== Input material ==

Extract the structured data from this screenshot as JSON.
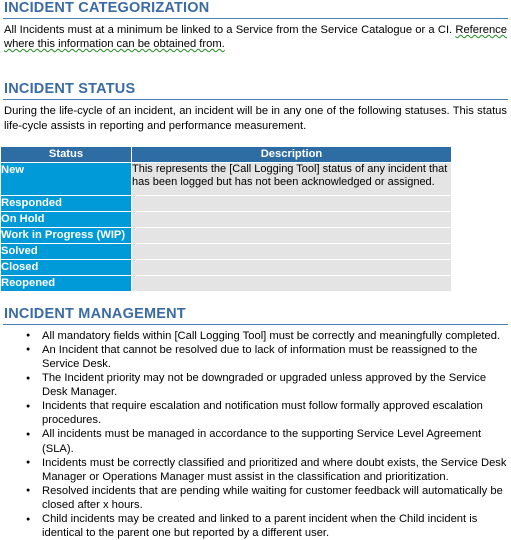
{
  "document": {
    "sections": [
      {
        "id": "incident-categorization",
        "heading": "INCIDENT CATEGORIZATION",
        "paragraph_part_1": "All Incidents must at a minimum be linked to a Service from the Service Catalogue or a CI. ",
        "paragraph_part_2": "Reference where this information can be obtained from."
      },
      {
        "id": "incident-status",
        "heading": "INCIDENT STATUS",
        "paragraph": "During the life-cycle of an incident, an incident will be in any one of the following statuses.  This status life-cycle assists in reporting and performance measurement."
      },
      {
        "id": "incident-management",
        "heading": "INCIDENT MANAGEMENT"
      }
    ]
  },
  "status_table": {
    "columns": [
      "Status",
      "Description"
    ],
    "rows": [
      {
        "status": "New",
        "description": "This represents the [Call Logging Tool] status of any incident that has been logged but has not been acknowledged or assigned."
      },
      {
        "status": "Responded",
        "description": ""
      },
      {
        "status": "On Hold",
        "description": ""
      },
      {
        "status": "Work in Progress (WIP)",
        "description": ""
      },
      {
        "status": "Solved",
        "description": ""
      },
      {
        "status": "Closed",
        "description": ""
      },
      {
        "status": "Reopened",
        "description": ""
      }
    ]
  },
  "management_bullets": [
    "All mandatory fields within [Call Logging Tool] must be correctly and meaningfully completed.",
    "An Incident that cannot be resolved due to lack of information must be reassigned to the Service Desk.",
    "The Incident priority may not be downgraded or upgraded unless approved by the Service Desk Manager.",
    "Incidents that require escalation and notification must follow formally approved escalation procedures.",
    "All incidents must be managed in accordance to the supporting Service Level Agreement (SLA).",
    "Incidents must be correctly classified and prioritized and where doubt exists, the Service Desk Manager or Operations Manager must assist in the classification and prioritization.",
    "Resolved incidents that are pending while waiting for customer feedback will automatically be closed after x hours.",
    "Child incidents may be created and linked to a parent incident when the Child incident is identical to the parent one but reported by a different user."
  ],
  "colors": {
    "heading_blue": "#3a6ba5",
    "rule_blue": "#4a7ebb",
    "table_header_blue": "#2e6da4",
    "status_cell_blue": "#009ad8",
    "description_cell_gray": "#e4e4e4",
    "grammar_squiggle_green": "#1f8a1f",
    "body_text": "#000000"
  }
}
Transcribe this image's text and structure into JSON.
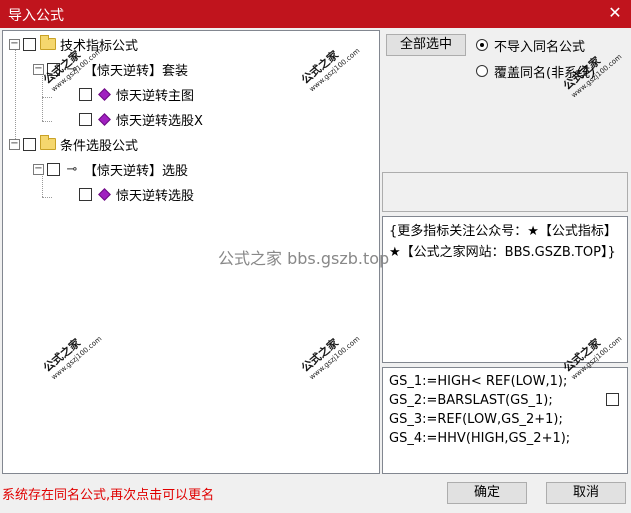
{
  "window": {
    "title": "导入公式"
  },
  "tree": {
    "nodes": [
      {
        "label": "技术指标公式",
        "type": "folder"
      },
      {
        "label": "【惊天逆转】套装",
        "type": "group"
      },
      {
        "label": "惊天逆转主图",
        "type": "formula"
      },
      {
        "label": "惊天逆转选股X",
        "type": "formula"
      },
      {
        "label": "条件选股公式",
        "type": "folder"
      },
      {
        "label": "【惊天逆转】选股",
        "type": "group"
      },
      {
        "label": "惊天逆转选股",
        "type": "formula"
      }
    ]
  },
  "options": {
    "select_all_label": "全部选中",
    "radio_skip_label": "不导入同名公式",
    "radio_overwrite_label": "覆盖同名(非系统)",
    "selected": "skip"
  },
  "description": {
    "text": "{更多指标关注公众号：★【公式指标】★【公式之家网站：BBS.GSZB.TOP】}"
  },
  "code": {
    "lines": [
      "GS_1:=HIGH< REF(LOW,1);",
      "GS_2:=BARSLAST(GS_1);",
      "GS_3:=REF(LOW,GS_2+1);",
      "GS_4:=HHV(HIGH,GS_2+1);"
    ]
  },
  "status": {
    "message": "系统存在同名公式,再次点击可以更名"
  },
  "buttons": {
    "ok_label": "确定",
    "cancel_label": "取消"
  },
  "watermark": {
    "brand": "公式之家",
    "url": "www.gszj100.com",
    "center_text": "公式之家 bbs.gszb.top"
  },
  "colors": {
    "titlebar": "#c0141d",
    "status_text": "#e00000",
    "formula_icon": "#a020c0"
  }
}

===
== Input material ==

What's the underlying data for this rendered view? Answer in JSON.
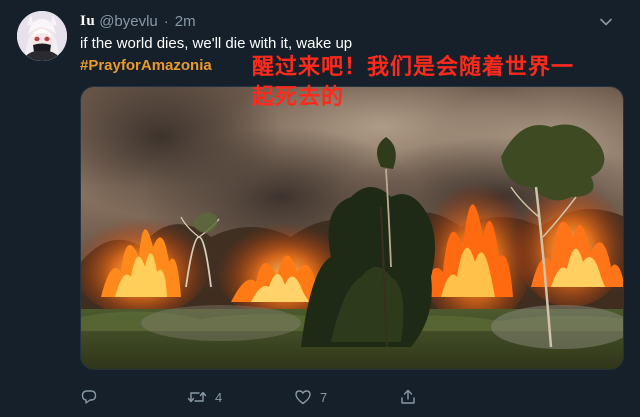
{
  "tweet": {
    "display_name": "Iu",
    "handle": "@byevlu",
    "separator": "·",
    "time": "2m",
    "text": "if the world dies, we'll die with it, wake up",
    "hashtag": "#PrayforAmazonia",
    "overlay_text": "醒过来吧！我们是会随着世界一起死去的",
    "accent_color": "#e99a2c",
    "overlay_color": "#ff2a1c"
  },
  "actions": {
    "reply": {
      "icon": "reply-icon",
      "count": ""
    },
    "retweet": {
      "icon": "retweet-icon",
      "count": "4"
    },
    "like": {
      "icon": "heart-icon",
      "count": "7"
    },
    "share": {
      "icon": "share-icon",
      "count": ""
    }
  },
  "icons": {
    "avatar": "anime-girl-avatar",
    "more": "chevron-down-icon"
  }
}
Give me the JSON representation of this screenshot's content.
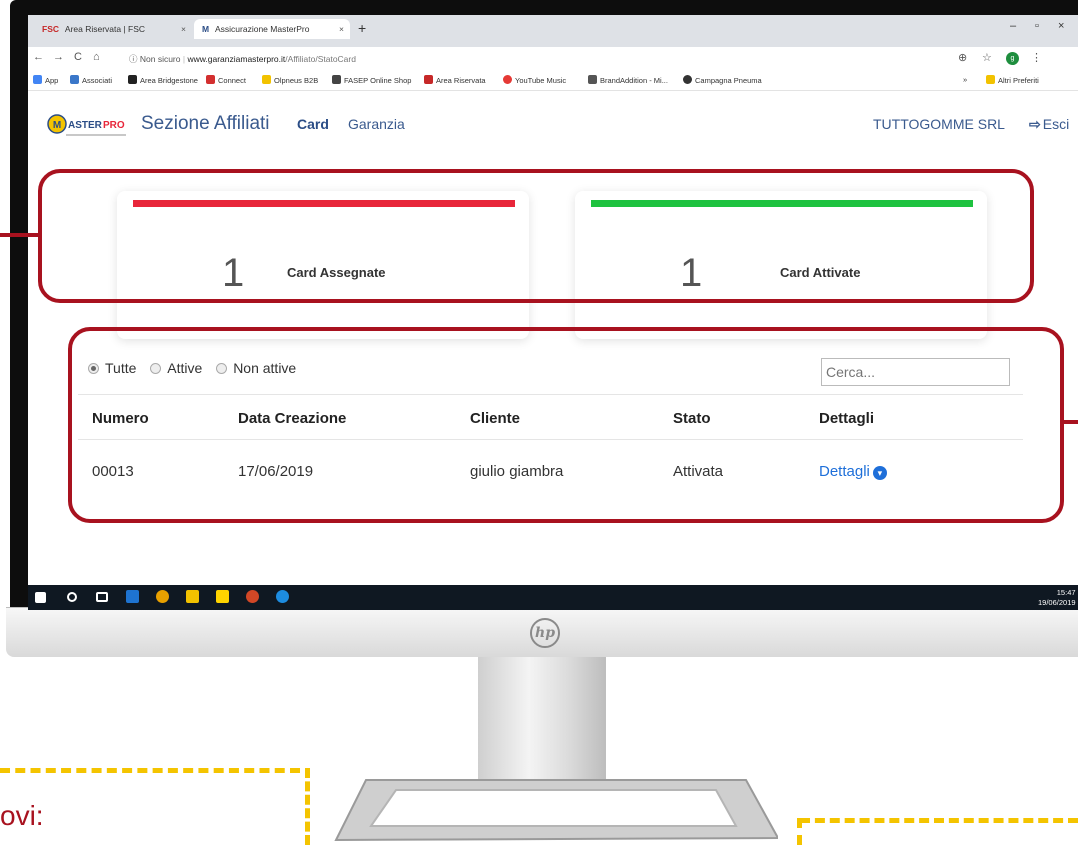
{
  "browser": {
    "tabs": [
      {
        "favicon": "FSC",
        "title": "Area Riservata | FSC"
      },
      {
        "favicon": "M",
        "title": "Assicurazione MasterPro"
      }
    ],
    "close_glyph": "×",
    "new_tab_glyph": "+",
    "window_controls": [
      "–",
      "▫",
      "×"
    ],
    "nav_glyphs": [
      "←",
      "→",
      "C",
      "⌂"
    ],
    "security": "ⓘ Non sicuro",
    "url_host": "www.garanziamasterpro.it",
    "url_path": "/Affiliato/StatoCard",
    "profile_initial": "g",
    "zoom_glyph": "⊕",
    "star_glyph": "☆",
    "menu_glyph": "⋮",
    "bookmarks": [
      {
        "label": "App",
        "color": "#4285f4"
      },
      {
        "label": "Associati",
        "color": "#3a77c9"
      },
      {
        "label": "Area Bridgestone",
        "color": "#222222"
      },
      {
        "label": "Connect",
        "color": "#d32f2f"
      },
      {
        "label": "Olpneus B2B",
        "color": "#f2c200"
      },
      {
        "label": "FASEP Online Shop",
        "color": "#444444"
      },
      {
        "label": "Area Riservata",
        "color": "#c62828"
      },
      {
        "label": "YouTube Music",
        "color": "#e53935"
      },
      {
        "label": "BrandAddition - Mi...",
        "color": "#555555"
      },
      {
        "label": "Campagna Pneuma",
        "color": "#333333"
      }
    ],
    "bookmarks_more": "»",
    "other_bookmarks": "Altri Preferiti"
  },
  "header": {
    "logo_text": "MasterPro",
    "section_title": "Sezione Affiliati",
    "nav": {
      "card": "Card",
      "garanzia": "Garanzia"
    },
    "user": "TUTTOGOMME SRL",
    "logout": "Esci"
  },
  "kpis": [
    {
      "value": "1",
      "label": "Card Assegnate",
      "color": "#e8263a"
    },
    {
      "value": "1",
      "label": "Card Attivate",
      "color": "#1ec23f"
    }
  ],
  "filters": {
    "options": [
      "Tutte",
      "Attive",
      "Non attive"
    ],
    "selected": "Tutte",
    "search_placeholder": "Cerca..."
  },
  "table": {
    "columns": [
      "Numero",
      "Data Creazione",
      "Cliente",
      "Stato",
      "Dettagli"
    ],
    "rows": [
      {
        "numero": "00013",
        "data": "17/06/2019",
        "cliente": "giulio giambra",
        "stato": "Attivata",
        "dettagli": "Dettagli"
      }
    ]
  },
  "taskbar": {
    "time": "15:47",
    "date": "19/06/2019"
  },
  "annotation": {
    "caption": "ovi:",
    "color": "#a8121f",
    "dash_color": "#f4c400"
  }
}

===

> Exercise
Only a number is needed: how many lines of the material above contain "Manager"?

> Answer to this exercise
2